----- DATA SUPPLIED

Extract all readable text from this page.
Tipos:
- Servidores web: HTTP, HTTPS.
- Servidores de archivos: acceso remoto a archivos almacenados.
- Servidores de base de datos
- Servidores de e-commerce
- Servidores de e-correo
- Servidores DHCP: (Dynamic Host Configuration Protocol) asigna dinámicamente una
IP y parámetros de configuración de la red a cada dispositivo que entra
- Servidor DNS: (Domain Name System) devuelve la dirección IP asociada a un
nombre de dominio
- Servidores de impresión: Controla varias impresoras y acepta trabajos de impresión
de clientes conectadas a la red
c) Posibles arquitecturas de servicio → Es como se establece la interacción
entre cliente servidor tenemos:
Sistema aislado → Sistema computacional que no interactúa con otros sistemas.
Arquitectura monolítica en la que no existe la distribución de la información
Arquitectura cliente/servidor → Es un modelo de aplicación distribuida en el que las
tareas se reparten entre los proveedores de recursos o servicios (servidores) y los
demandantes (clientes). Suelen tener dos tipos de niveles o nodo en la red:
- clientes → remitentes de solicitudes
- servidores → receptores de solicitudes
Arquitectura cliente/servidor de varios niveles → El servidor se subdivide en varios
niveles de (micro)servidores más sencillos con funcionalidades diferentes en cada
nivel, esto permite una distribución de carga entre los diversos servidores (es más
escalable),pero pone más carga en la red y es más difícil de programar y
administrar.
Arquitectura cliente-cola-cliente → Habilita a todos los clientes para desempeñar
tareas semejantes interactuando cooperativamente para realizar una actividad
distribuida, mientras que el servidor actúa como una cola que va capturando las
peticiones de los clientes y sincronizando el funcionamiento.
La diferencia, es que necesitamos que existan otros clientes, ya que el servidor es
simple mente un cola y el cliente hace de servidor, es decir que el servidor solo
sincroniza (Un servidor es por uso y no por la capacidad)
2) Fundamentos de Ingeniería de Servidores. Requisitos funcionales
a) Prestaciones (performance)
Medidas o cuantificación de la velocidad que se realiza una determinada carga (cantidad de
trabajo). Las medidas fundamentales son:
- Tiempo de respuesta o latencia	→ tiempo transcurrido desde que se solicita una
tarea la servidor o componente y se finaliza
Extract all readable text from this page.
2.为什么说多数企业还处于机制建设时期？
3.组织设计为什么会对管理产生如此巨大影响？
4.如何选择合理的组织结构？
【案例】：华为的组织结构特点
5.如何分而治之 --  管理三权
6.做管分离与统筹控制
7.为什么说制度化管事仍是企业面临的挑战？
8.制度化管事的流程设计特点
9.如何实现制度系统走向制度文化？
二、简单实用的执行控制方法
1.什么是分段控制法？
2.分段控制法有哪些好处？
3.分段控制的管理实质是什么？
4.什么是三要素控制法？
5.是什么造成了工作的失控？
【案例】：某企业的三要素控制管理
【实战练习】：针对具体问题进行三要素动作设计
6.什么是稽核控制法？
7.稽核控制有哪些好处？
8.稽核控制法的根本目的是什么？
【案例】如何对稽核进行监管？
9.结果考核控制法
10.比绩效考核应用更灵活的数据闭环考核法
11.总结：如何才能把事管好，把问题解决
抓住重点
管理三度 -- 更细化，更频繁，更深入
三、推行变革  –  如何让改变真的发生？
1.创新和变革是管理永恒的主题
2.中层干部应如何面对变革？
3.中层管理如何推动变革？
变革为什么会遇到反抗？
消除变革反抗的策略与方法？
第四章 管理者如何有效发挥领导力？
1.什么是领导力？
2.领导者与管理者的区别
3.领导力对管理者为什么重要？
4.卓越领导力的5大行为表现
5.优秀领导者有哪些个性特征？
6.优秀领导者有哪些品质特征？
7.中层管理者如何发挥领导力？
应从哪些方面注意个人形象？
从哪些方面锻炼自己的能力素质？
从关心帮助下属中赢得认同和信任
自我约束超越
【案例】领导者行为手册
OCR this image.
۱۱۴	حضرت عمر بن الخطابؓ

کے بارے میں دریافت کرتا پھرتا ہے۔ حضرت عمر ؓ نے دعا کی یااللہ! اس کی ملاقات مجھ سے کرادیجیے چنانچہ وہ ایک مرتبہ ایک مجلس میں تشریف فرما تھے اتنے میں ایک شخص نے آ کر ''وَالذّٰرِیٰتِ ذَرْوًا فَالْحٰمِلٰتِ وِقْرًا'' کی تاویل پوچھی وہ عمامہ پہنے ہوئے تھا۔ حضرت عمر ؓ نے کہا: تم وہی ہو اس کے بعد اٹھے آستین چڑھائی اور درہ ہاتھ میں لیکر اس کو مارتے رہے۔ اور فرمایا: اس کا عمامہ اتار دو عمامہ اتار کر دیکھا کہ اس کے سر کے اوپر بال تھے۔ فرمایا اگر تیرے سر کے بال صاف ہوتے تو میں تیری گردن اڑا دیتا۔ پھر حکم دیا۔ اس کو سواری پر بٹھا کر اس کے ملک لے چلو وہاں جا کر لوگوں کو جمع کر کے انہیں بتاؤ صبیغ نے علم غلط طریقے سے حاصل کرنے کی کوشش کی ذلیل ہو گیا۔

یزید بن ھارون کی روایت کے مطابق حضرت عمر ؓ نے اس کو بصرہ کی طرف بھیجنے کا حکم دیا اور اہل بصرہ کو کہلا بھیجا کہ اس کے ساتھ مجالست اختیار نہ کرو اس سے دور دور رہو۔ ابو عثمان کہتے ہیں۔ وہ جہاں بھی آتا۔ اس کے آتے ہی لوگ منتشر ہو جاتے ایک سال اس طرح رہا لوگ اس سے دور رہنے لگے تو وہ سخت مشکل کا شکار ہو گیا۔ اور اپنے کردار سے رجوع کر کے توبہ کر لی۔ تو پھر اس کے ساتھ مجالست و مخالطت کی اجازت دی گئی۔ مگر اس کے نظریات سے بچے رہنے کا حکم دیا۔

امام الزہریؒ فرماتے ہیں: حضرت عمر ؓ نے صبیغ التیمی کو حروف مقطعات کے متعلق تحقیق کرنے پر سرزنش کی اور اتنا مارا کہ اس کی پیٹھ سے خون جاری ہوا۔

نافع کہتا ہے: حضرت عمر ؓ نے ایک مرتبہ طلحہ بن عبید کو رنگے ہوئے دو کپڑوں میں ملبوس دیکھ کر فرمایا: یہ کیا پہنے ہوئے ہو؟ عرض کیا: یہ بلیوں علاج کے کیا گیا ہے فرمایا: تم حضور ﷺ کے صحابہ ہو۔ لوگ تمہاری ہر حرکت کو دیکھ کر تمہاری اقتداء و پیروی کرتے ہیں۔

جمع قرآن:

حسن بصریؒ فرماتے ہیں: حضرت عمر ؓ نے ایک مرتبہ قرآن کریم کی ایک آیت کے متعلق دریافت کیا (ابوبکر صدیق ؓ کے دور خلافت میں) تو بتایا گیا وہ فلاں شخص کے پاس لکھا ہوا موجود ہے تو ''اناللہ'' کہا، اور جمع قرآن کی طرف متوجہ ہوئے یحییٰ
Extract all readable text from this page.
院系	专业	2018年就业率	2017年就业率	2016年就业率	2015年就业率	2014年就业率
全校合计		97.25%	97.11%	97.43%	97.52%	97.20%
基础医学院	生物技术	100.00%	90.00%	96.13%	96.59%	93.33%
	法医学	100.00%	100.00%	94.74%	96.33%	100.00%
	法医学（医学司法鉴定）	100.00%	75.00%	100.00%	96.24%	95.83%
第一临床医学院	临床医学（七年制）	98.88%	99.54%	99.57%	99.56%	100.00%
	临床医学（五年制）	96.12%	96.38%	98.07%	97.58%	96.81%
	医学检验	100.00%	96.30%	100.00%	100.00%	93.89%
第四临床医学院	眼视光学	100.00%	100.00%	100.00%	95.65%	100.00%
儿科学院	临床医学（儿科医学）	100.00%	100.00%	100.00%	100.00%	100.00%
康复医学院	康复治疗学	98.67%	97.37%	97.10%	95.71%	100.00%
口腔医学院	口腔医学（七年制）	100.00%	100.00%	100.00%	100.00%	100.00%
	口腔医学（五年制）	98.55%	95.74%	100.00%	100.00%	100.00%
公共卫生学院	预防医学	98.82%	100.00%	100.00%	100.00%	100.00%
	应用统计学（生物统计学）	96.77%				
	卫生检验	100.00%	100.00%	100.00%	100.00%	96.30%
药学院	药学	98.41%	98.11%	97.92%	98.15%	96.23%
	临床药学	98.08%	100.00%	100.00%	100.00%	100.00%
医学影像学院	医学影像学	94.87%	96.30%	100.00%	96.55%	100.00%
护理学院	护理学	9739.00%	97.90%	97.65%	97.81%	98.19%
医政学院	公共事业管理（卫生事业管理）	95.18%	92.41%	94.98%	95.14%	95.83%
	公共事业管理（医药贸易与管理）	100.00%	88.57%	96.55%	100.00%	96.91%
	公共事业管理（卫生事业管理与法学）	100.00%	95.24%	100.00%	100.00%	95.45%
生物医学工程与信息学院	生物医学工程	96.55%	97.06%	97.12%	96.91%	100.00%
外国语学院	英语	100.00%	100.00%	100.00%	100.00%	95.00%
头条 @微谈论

----------

In the listing above, find the lines holding the word "cola" and copy them.

» ANSWER BELOW:
Arquitectura cliente-cola-cliente → Habilita a todos los clientes para desempeñar
distribuida, mientras que el servidor actúa como una cola que va capturando las
simple mente un cola y el cliente hace de servidor, es decir que el servidor solo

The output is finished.